» **Exercise requirements**
Extract the records in full, leaving every picture out.

» **Supplied data**
-------------------------

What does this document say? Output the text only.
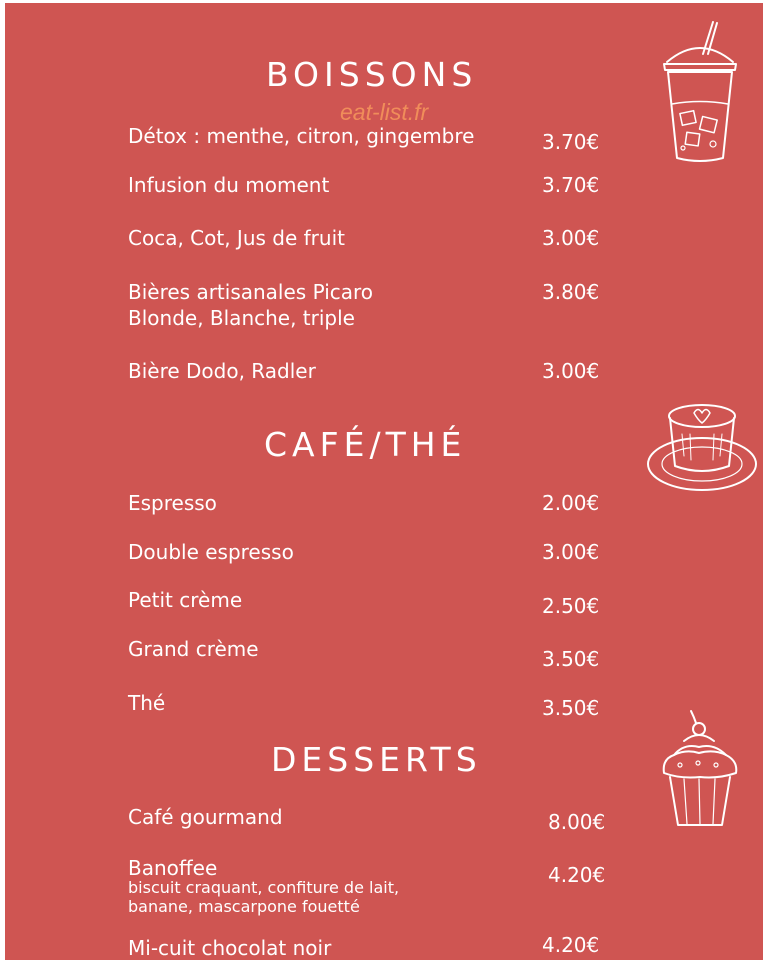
BOISSONS
eat-list.fr
Détox : menthe, citron, gingembre	3.70€
Infusion du moment	3.70€
Coca, Cot, Jus de fruit	3.00€
Bières artisanales Picaro
Blonde, Blanche, triple
3.80€
Bière Dodo, Radler	3.00€
CAFÉ/THÉ
Espresso	2.00€
Double espresso	3.00€
Petit crème	2.50€
Grand crème	3.50€
Thé	3.50€
DESSERTS
Café gourmand	8.00€
Banoffee
biscuit craquant, confiture de lait,
banane, mascarpone fouetté
4.20€
Mi-cuit chocolat noir	4.20€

-------------------------

» **Output for this task**
What does this document say? Output the text only.
BOISSONS
eat-list.fr
Détox : menthe, citron, gingembre	3.70€
Infusion du moment	3.70€
Coca, Cot, Jus de fruit	3.00€
Bières artisanales Picaro
Blonde, Blanche, triple
3.80€
Bière Dodo, Radler	3.00€
CAFÉ/THÉ
Espresso	2.00€
Double espresso	3.00€
Petit crème	2.50€
Grand crème	3.50€
Thé	3.50€
DESSERTS
Café gourmand	8.00€
Banoffee
biscuit craquant, confiture de lait,
banane, mascarpone fouetté
4.20€
Mi-cuit chocolat noir	4.20€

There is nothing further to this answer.